[EXERCISE]
Pull each line containing "profile" out of the data and copy it.

Dataset entries on figures:
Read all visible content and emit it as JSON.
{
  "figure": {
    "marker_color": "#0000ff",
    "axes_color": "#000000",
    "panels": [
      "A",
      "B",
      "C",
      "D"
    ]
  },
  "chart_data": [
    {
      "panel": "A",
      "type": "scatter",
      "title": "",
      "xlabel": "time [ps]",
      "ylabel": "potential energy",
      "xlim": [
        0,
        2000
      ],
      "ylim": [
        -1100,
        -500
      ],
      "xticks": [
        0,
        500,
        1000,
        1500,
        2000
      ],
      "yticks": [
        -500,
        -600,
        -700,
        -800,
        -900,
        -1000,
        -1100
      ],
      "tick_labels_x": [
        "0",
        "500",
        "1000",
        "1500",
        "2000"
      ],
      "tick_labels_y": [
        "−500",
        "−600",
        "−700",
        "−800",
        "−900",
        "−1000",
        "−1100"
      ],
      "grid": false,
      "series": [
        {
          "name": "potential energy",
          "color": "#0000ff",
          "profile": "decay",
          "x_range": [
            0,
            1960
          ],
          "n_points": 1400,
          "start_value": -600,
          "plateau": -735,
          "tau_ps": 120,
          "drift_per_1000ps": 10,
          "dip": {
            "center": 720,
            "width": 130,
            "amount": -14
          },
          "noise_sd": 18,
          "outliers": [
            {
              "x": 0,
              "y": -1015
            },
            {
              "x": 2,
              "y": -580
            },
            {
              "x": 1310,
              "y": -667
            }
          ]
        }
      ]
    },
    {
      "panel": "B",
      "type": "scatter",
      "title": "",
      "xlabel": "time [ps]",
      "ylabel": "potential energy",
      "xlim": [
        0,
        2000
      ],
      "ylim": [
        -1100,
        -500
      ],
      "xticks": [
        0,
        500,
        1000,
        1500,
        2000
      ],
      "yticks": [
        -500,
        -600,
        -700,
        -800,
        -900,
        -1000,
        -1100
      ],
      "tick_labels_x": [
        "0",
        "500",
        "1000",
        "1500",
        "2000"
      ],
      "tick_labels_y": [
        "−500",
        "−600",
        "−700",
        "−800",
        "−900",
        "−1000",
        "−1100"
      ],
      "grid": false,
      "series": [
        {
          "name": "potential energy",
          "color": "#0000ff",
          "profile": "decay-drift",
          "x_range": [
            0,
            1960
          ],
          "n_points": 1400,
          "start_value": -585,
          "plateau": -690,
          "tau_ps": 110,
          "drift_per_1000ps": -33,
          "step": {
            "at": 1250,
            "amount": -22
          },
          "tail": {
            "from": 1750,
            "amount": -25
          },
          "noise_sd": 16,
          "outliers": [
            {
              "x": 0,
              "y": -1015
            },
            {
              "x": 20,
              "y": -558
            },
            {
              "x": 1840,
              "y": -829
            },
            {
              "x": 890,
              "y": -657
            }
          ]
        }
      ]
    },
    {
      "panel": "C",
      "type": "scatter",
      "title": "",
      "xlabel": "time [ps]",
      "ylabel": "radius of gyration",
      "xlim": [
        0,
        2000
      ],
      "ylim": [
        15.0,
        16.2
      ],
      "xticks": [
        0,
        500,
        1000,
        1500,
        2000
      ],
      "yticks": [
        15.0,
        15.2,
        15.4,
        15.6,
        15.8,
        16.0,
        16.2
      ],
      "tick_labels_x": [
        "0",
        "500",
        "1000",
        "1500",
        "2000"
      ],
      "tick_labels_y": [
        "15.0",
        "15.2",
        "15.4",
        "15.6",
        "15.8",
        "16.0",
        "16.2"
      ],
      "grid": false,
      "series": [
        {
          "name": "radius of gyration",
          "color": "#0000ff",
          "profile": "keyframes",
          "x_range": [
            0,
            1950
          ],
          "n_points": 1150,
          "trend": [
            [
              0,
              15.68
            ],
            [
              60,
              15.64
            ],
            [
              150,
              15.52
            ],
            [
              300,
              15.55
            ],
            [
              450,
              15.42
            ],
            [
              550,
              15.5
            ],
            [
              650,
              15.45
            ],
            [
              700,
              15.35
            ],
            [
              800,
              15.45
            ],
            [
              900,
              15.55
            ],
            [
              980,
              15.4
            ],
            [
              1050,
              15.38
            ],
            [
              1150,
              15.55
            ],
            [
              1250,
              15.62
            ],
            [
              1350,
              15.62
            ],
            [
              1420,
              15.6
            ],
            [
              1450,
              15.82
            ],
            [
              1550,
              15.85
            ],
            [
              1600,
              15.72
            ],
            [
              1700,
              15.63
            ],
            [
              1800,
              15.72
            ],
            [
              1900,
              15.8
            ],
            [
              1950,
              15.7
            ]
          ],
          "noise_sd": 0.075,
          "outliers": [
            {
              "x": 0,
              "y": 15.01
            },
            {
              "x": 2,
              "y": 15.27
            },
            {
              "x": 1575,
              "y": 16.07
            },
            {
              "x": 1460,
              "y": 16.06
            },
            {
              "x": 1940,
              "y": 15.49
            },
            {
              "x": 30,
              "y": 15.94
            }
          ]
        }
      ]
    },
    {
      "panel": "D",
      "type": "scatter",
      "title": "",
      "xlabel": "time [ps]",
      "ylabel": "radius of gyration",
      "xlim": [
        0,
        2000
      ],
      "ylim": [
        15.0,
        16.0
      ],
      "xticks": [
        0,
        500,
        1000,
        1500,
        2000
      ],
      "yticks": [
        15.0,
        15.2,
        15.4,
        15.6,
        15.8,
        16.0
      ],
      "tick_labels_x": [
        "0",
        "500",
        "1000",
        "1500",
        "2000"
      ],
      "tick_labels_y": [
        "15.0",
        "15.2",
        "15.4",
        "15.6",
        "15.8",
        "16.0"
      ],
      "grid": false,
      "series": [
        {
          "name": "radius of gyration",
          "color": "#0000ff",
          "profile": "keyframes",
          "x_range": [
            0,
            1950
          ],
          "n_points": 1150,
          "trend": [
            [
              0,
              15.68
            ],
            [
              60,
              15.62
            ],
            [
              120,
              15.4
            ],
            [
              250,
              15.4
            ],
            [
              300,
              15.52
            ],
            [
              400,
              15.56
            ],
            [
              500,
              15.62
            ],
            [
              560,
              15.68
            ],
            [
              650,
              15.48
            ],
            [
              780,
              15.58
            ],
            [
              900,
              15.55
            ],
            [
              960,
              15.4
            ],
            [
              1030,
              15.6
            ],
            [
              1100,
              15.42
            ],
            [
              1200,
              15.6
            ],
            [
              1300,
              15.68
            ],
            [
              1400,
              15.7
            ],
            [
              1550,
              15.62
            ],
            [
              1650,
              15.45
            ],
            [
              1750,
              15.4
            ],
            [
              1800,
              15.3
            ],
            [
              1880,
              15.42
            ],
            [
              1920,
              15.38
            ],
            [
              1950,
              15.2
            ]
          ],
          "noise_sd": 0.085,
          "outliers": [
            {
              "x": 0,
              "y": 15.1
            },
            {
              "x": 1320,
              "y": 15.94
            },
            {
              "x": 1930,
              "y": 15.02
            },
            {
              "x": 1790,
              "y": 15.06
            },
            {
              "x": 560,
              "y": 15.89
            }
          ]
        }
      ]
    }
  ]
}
---
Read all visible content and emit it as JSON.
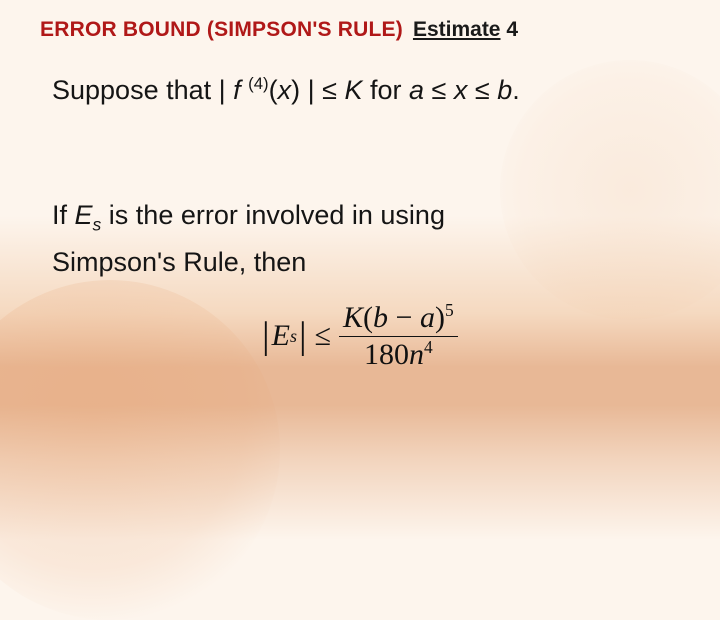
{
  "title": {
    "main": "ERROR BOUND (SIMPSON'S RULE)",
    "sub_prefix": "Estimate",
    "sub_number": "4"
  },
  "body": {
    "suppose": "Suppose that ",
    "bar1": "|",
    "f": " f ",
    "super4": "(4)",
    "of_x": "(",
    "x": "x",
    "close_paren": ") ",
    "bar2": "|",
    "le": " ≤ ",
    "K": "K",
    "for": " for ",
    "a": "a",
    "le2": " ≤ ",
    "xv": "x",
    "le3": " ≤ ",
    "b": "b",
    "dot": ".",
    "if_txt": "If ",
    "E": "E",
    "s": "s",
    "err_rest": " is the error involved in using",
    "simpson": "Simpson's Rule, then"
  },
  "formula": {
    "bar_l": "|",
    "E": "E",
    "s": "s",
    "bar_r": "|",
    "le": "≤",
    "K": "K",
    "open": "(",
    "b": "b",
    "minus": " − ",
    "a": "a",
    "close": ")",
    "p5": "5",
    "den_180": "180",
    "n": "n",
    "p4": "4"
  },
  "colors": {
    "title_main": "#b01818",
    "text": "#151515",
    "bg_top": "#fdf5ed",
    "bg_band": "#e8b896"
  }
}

[RESPONSE]
          "profile": "decay",
          "profile": "decay-drift",
          "profile": "keyframes",
          "profile": "keyframes",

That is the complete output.